Material for this exercise:
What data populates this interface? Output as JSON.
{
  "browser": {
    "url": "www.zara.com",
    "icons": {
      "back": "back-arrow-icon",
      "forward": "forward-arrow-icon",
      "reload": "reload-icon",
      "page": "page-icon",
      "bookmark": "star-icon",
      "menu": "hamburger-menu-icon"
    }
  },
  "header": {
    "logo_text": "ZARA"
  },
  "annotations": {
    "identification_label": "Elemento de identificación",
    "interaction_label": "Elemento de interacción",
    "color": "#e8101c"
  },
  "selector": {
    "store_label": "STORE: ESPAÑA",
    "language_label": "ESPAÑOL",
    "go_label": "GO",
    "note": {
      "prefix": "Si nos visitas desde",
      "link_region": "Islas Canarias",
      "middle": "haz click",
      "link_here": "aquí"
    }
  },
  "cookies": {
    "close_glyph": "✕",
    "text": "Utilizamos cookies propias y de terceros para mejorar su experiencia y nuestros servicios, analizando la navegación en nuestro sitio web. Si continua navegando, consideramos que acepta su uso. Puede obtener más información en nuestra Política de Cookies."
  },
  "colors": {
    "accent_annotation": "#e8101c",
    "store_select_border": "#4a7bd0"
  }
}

Description of the task: Each line of the listing should be echoed back exactly.

Output:
What data populates this interface? Output as JSON.
{
  "browser": {
    "url": "www.zara.com",
    "icons": {
      "back": "back-arrow-icon",
      "forward": "forward-arrow-icon",
      "reload": "reload-icon",
      "page": "page-icon",
      "bookmark": "star-icon",
      "menu": "hamburger-menu-icon"
    }
  },
  "header": {
    "logo_text": "ZARA"
  },
  "annotations": {
    "identification_label": "Elemento de identificación",
    "interaction_label": "Elemento de interacción",
    "color": "#e8101c"
  },
  "selector": {
    "store_label": "STORE: ESPAÑA",
    "language_label": "ESPAÑOL",
    "go_label": "GO",
    "note": {
      "prefix": "Si nos visitas desde",
      "link_region": "Islas Canarias",
      "middle": "haz click",
      "link_here": "aquí"
    }
  },
  "cookies": {
    "close_glyph": "✕",
    "text": "Utilizamos cookies propias y de terceros para mejorar su experiencia y nuestros servicios, analizando la navegación en nuestro sitio web. Si continua navegando, consideramos que acepta su uso. Puede obtener más información en nuestra Política de Cookies."
  },
  "colors": {
    "accent_annotation": "#e8101c",
    "store_select_border": "#4a7bd0"
  }
}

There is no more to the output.